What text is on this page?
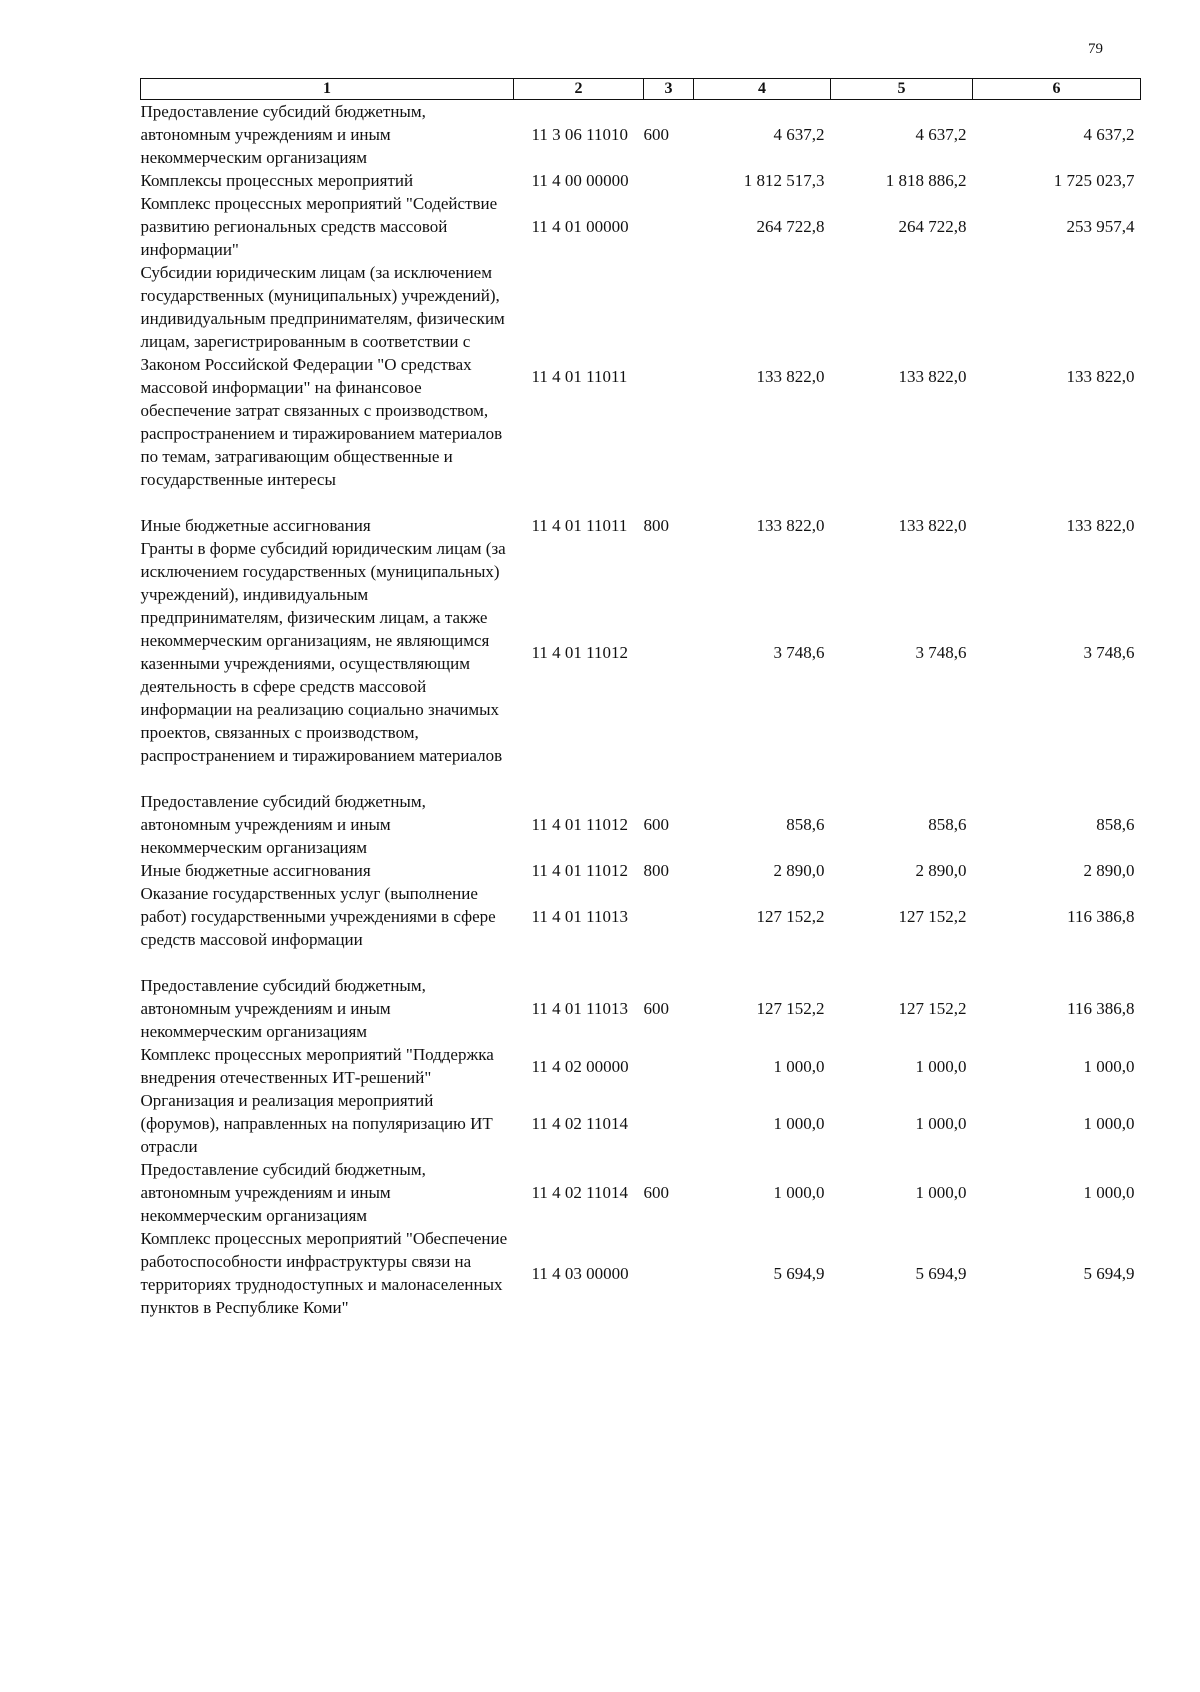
79
1	2	3	4	5	6
Предоставление субсидий бюджетным, автономным учреждениям и иным некоммерческим организациям	11 3 06 11010	600	4 637,2	4 637,2	4 637,2
Комплексы процессных мероприятий	11 4 00 00000		1 812 517,3	1 818 886,2	1 725 023,7
Комплекс процессных мероприятий "Содействие развитию региональных средств массовой информации"	11 4 01 00000		264 722,8	264 722,8	253 957,4
Субсидии юридическим лицам (за исключением государственных (муниципальных) учреждений), индивидуальным предпринимателям, физическим лицам, зарегистрированным в соответствии с Законом Российской Федерации "О средствах массовой информации" на финансовое обеспечение затрат связанных с производством, распространением и тиражированием материалов по темам, затрагивающим общественные и государственные интересы	11 4 01 11011		133 822,0	133 822,0	133 822,0
Иные бюджетные ассигнования	11 4 01 11011	800	133 822,0	133 822,0	133 822,0
Гранты в форме субсидий юридическим лицам (за исключением государственных (муниципальных) учреждений), индивидуальным предпринимателям, физическим лицам, а также некоммерческим организациям, не являющимся казенными учреждениями, осуществляющим деятельность в сфере средств массовой информации на реализацию социально значимых проектов, связанных с производством, распространением и тиражированием материалов	11 4 01 11012		3 748,6	3 748,6	3 748,6
Предоставление субсидий бюджетным, автономным учреждениям и иным некоммерческим организациям	11 4 01 11012	600	858,6	858,6	858,6
Иные бюджетные ассигнования	11 4 01 11012	800	2 890,0	2 890,0	2 890,0
Оказание государственных услуг (выполнение работ) государственными учреждениями в сфере средств массовой информации	11 4 01 11013		127 152,2	127 152,2	116 386,8
Предоставление субсидий бюджетным, автономным учреждениям и иным некоммерческим организациям	11 4 01 11013	600	127 152,2	127 152,2	116 386,8
Комплекс процессных мероприятий "Поддержка внедрения отечественных ИТ-решений"	11 4 02 00000		1 000,0	1 000,0	1 000,0
Организация и реализация мероприятий (форумов), направленных на популяризацию ИТ отрасли	11 4 02 11014		1 000,0	1 000,0	1 000,0
Предоставление субсидий бюджетным, автономным учреждениям и иным некоммерческим организациям	11 4 02 11014	600	1 000,0	1 000,0	1 000,0
Комплекс процессных мероприятий "Обеспечение работоспособности инфраструктуры связи на территориях труднодоступных и малонаселенных пунктов в Республике Коми"	11 4 03 00000		5 694,9	5 694,9	5 694,9
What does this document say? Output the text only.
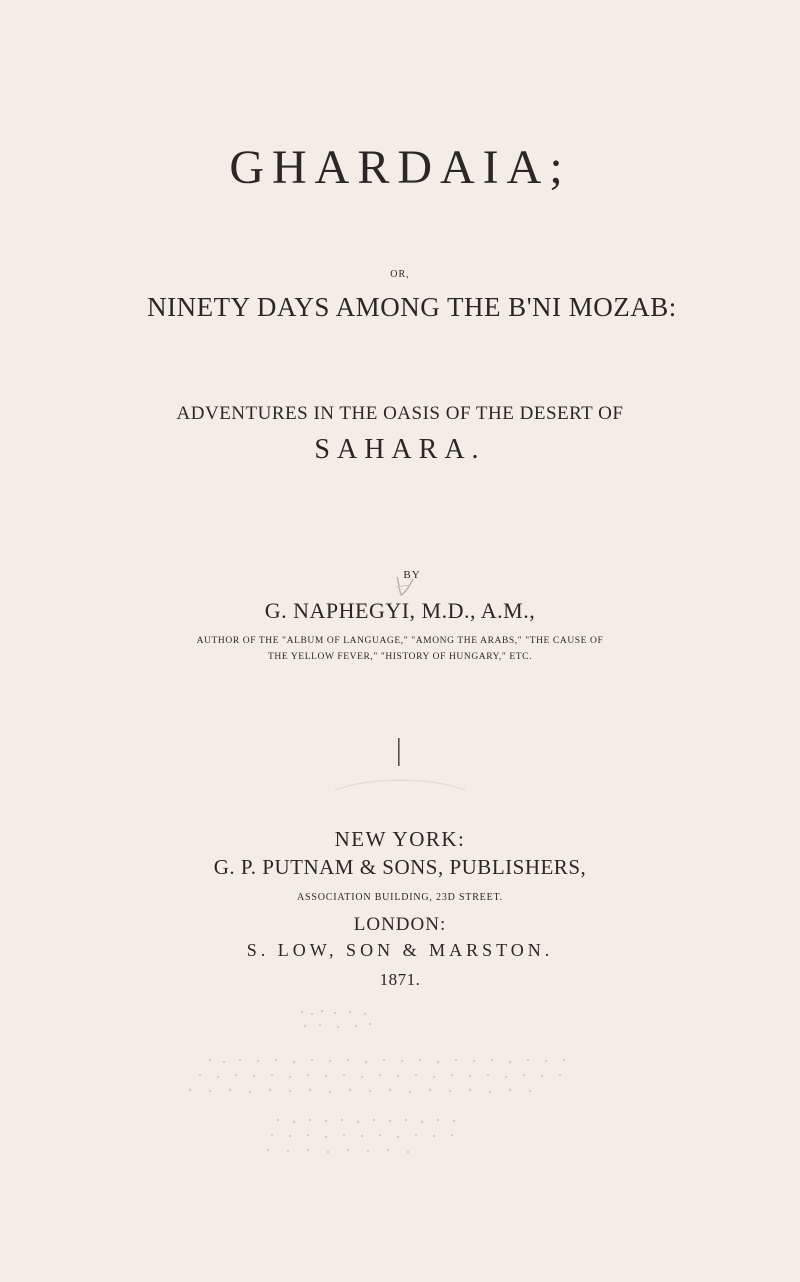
GHARDAIA;
OR,
NINETY DAYS AMONG THE B'NI MOZAB:
ADVENTURES IN THE OASIS OF THE DESERT OF
SAHARA.
BY
G. NAPHEGYI, M.D., A.M.,
AUTHOR OF THE "ALBUM OF LANGUAGE," "AMONG THE ARABS," "THE CAUSE OF
THE YELLOW FEVER," "HISTORY OF HUNGARY," ETC.
NEW YORK:
G. P. PUTNAM & SONS, PUBLISHERS,
ASSOCIATION BUILDING, 23D STREET.
LONDON:
S. LOW, SON & MARSTON.
1871.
════════════════
◆ **What needs to be done**
Give only the number of lines in the records that contain the string "учреждениями".

◆ **Task result**
2